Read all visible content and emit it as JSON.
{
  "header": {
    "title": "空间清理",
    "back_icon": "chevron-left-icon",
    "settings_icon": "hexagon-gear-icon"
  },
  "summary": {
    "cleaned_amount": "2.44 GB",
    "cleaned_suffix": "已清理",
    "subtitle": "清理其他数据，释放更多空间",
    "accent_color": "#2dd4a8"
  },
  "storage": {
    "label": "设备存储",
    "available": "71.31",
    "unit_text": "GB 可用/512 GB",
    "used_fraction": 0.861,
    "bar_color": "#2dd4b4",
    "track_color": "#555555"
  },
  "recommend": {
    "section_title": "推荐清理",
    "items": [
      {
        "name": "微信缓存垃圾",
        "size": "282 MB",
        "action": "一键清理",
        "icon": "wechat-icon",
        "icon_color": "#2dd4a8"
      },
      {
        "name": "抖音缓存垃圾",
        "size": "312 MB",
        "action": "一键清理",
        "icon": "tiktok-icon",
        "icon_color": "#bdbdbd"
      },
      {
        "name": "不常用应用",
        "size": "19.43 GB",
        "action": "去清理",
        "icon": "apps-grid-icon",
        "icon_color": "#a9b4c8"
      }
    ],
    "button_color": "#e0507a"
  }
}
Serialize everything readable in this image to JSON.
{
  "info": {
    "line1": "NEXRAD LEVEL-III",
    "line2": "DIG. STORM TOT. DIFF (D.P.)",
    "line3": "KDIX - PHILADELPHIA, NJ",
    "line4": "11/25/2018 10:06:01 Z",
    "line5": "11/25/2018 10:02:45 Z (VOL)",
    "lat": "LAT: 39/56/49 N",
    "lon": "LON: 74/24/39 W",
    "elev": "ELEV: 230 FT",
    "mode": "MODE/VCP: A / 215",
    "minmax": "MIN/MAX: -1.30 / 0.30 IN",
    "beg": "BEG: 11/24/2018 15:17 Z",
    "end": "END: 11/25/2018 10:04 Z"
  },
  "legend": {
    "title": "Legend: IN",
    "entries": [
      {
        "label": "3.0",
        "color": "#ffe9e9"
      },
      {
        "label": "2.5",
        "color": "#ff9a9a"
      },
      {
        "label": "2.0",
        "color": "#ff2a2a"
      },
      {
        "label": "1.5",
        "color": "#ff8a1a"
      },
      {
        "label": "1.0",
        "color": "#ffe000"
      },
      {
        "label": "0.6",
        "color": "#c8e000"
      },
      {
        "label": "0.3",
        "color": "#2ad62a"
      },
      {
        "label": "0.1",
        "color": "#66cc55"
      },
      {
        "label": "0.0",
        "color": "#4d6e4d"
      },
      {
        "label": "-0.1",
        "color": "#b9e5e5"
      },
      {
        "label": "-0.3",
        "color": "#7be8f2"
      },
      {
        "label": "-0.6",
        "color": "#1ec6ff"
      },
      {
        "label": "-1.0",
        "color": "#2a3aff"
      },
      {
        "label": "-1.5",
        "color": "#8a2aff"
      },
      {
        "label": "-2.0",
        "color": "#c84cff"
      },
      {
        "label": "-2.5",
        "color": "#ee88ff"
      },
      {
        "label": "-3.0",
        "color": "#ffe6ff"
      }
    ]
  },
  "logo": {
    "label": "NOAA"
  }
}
·····
▸ Instructions for the task
Transcribe the material exactly as it reads.

▸ Task result
Read all visible content and emit it as JSON.
{
  "header": {
    "title": "空间清理",
    "back_icon": "chevron-left-icon",
    "settings_icon": "hexagon-gear-icon"
  },
  "summary": {
    "cleaned_amount": "2.44 GB",
    "cleaned_suffix": "已清理",
    "subtitle": "清理其他数据，释放更多空间",
    "accent_color": "#2dd4a8"
  },
  "storage": {
    "label": "设备存储",
    "available": "71.31",
    "unit_text": "GB 可用/512 GB",
    "used_fraction": 0.861,
    "bar_color": "#2dd4b4",
    "track_color": "#555555"
  },
  "recommend": {
    "section_title": "推荐清理",
    "items": [
      {
        "name": "微信缓存垃圾",
        "size": "282 MB",
        "action": "一键清理",
        "icon": "wechat-icon",
        "icon_color": "#2dd4a8"
      },
      {
        "name": "抖音缓存垃圾",
        "size": "312 MB",
        "action": "一键清理",
        "icon": "tiktok-icon",
        "icon_color": "#bdbdbd"
      },
      {
        "name": "不常用应用",
        "size": "19.43 GB",
        "action": "去清理",
        "icon": "apps-grid-icon",
        "icon_color": "#a9b4c8"
      }
    ],
    "button_color": "#e0507a"
  }
}
Serialize everything readable in this image to JSON.
{
  "info": {
    "line1": "NEXRAD LEVEL-III",
    "line2": "DIG. STORM TOT. DIFF (D.P.)",
    "line3": "KDIX - PHILADELPHIA, NJ",
    "line4": "11/25/2018 10:06:01 Z",
    "line5": "11/25/2018 10:02:45 Z (VOL)",
    "lat": "LAT: 39/56/49 N",
    "lon": "LON: 74/24/39 W",
    "elev": "ELEV: 230 FT",
    "mode": "MODE/VCP: A / 215",
    "minmax": "MIN/MAX: -1.30 / 0.30 IN",
    "beg": "BEG: 11/24/2018 15:17 Z",
    "end": "END: 11/25/2018 10:04 Z"
  },
  "legend": {
    "title": "Legend: IN",
    "entries": [
      {
        "label": "3.0",
        "color": "#ffe9e9"
      },
      {
        "label": "2.5",
        "color": "#ff9a9a"
      },
      {
        "label": "2.0",
        "color": "#ff2a2a"
      },
      {
        "label": "1.5",
        "color": "#ff8a1a"
      },
      {
        "label": "1.0",
        "color": "#ffe000"
      },
      {
        "label": "0.6",
        "color": "#c8e000"
      },
      {
        "label": "0.3",
        "color": "#2ad62a"
      },
      {
        "label": "0.1",
        "color": "#66cc55"
      },
      {
        "label": "0.0",
        "color": "#4d6e4d"
      },
      {
        "label": "-0.1",
        "color": "#b9e5e5"
      },
      {
        "label": "-0.3",
        "color": "#7be8f2"
      },
      {
        "label": "-0.6",
        "color": "#1ec6ff"
      },
      {
        "label": "-1.0",
        "color": "#2a3aff"
      },
      {
        "label": "-1.5",
        "color": "#8a2aff"
      },
      {
        "label": "-2.0",
        "color": "#c84cff"
      },
      {
        "label": "-2.5",
        "color": "#ee88ff"
      },
      {
        "label": "-3.0",
        "color": "#ffe6ff"
      }
    ]
  },
  "logo": {
    "label": "NOAA"
  }
}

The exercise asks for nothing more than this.